[Saved data entries]
--- begin ---

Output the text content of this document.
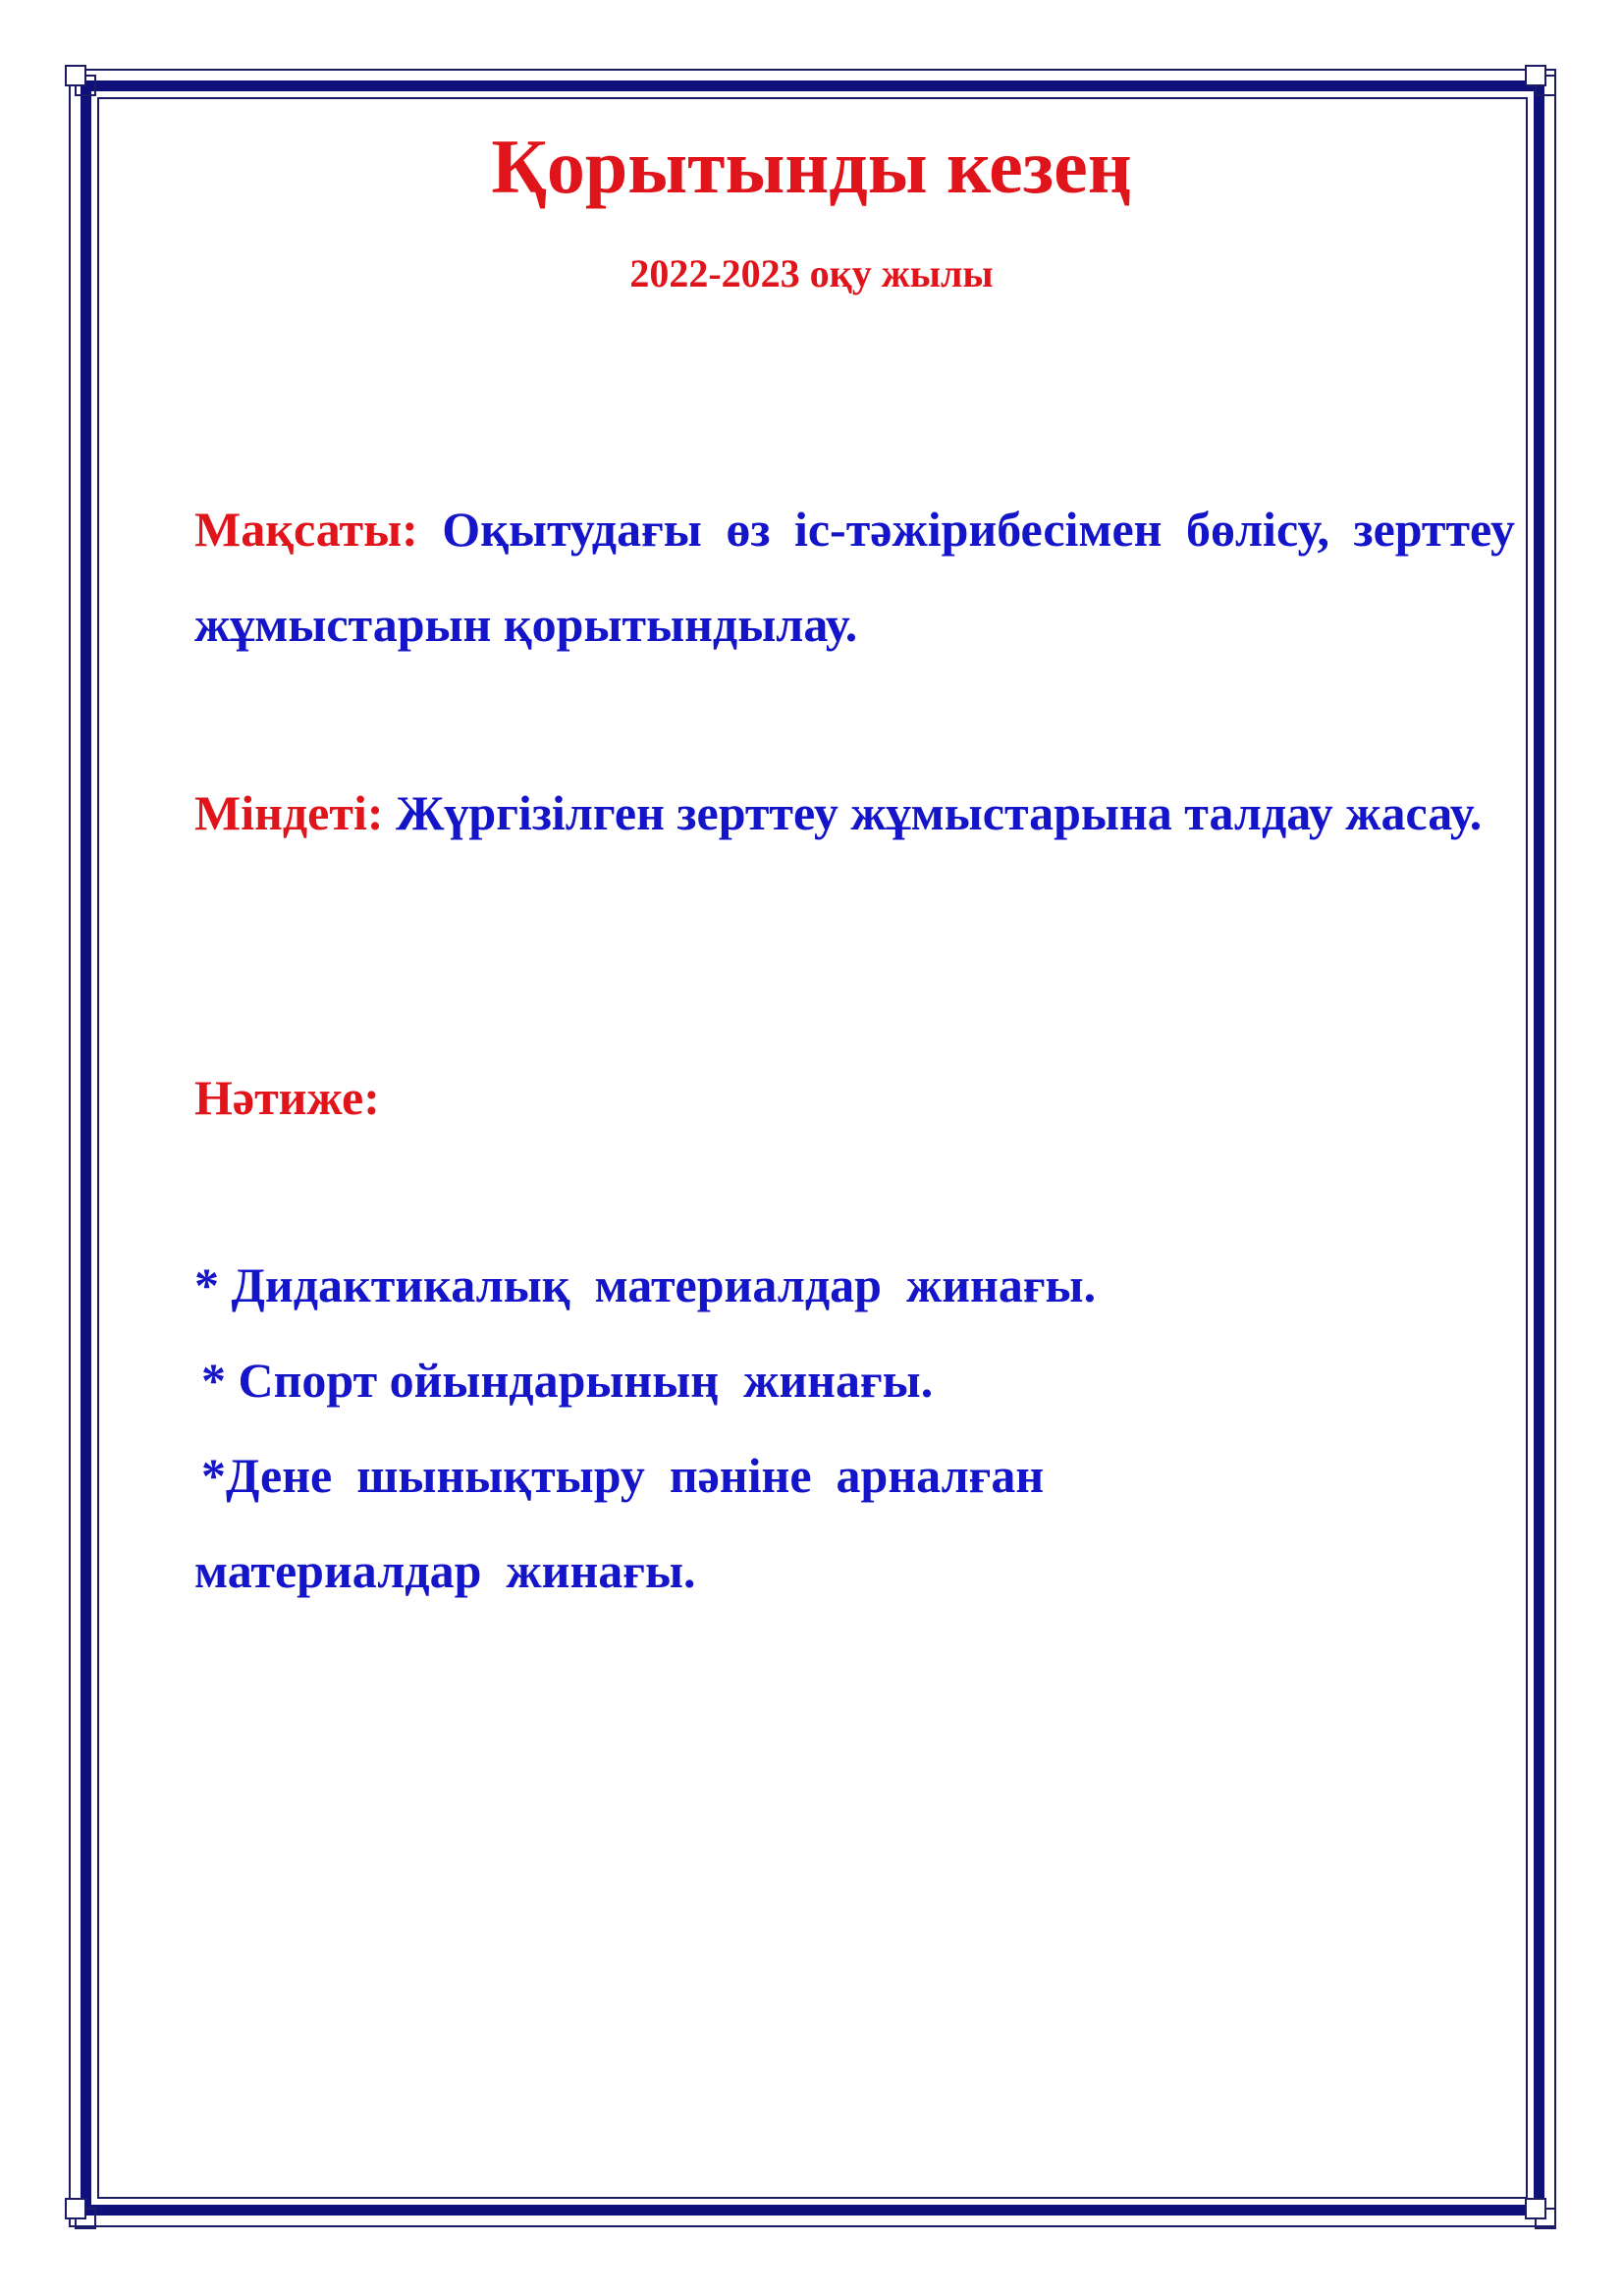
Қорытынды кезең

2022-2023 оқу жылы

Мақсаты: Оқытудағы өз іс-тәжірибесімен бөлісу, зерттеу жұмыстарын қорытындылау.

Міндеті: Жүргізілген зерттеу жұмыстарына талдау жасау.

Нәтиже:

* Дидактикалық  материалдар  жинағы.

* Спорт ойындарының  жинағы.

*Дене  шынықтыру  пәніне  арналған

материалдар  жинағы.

--- end ---
--- begin ---

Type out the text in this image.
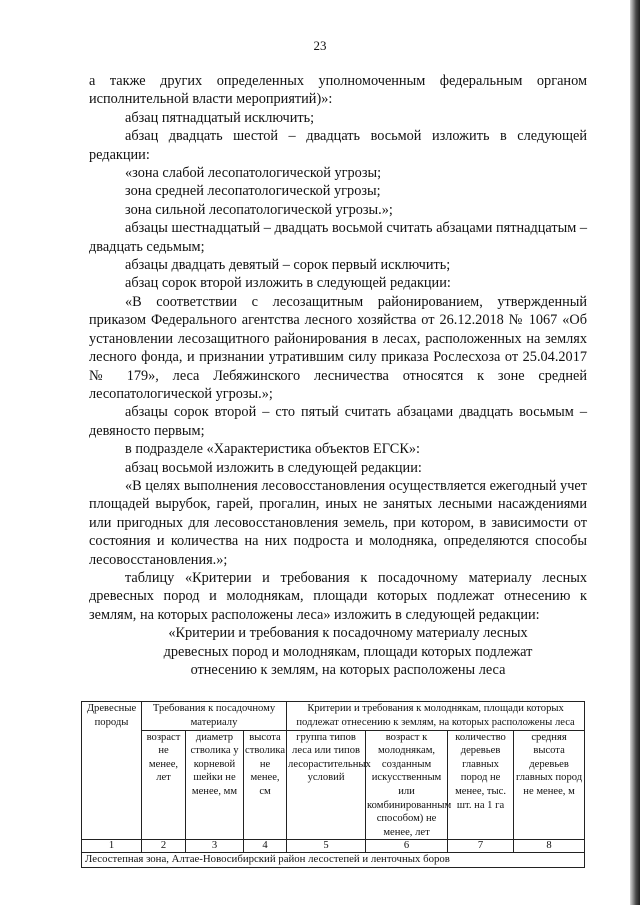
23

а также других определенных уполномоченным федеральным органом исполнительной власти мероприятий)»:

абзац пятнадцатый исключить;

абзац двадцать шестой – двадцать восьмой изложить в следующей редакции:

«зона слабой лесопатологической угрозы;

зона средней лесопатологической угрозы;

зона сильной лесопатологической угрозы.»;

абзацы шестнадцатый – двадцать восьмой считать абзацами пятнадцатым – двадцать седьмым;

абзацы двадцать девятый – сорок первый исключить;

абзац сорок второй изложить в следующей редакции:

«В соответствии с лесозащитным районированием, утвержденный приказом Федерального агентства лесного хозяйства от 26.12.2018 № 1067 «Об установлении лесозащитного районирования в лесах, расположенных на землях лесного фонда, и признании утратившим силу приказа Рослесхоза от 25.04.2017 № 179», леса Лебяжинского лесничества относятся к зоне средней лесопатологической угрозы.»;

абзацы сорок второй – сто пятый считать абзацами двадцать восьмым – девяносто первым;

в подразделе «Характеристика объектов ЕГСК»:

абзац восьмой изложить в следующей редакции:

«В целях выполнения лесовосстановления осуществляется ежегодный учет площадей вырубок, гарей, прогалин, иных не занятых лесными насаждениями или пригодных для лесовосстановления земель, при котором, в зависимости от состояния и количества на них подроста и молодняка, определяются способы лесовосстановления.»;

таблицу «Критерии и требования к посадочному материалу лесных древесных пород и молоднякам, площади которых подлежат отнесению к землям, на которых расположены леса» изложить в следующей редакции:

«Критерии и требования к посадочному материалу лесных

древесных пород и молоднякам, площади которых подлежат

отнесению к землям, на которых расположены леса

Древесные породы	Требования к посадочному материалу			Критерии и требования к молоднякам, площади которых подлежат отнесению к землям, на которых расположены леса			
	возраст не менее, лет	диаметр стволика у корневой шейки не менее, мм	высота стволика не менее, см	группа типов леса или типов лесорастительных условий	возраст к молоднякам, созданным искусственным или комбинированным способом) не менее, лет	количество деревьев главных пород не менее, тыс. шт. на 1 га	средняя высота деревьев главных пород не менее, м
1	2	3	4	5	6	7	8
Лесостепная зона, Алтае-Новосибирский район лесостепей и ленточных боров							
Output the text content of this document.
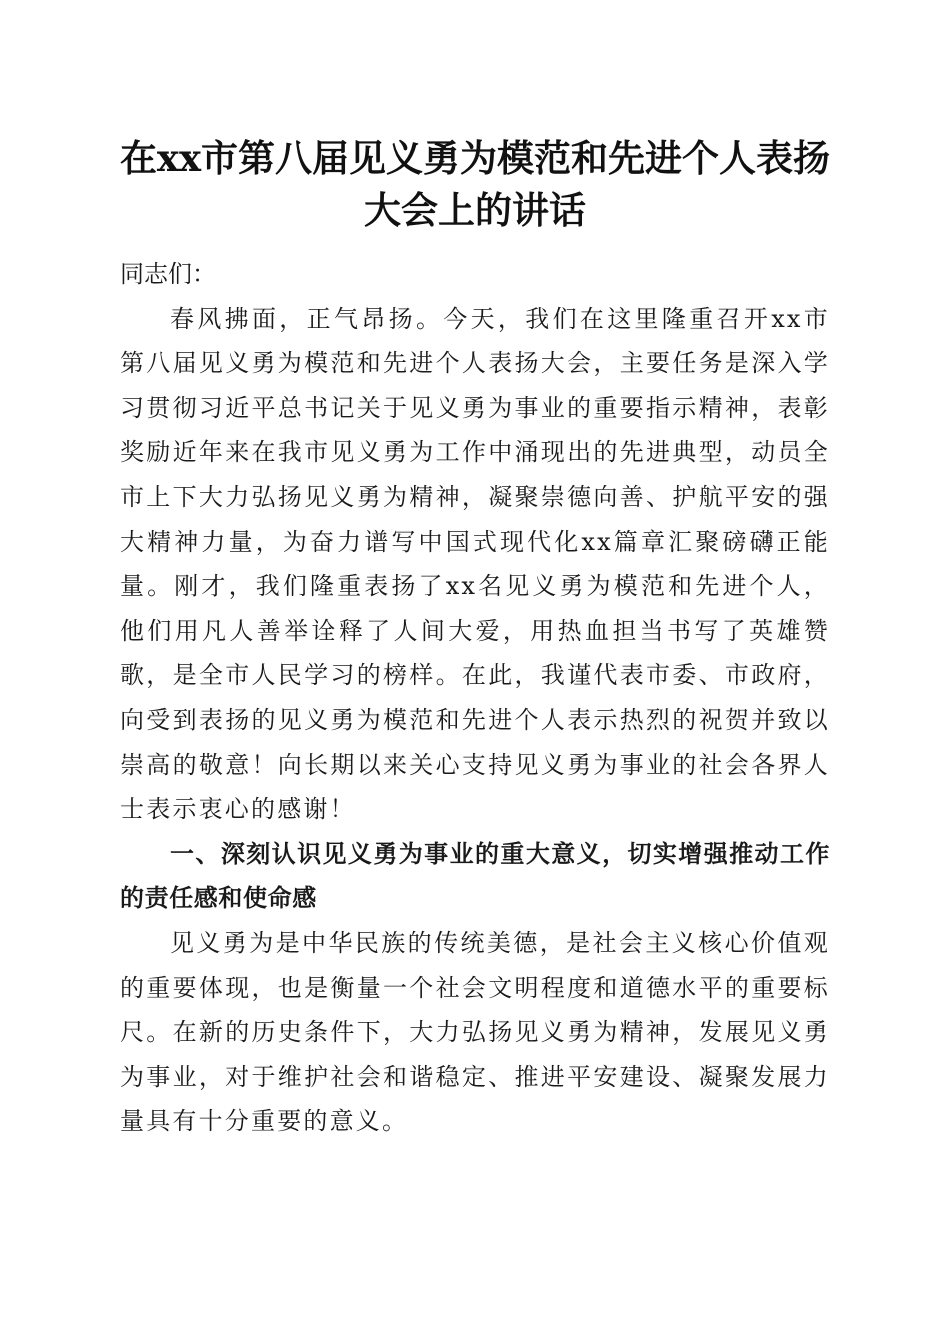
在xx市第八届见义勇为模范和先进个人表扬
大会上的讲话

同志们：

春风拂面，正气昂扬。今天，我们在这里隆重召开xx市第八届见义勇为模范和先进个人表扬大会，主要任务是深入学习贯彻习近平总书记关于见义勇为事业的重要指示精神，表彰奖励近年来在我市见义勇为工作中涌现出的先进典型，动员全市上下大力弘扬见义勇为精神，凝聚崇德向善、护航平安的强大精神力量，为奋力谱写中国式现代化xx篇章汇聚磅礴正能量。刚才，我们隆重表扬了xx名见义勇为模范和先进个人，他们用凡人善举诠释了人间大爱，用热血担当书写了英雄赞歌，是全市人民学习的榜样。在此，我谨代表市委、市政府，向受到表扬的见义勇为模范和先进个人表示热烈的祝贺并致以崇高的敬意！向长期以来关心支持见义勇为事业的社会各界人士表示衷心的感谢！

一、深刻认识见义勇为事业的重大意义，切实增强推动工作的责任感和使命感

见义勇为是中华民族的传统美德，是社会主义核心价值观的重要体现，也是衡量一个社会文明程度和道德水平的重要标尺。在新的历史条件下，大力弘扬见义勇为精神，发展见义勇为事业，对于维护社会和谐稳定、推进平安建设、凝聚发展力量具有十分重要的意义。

--- end ---
--- begin ---

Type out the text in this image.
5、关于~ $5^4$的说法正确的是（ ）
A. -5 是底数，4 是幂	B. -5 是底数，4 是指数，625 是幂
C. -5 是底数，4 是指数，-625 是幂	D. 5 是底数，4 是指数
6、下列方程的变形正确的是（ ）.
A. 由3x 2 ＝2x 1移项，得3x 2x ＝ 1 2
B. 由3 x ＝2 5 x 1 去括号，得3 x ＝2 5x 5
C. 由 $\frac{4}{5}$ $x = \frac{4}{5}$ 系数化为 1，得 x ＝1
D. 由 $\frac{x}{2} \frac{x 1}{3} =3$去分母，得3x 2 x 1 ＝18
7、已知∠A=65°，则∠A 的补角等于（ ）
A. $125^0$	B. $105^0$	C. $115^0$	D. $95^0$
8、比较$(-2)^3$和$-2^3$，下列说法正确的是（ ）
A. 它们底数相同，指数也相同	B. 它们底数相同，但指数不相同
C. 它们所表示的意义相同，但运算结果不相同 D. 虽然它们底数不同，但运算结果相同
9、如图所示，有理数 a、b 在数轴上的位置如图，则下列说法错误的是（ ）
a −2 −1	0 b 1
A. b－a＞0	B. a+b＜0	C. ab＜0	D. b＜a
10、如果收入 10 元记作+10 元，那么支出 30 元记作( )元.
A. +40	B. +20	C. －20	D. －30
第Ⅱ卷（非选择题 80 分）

--- end ---

## [WHAT IS REQUIRED]
For each line of the listing that holds the word "подлежат", show that line.

## [RESPONSE TO THE EXERCISE]
таблицу «Критерии и требования к посадочному материалу лесных древесных пород и молоднякам, площади которых подлежат отнесению к землям, на которых расположены леса» изложить в следующей редакции:
древесных пород и молоднякам, площади которых подлежат
Древесные породы	Требования к посадочному материалу			Критерии и требования к молоднякам, площади которых подлежат отнесению к землям, на которых расположены леса			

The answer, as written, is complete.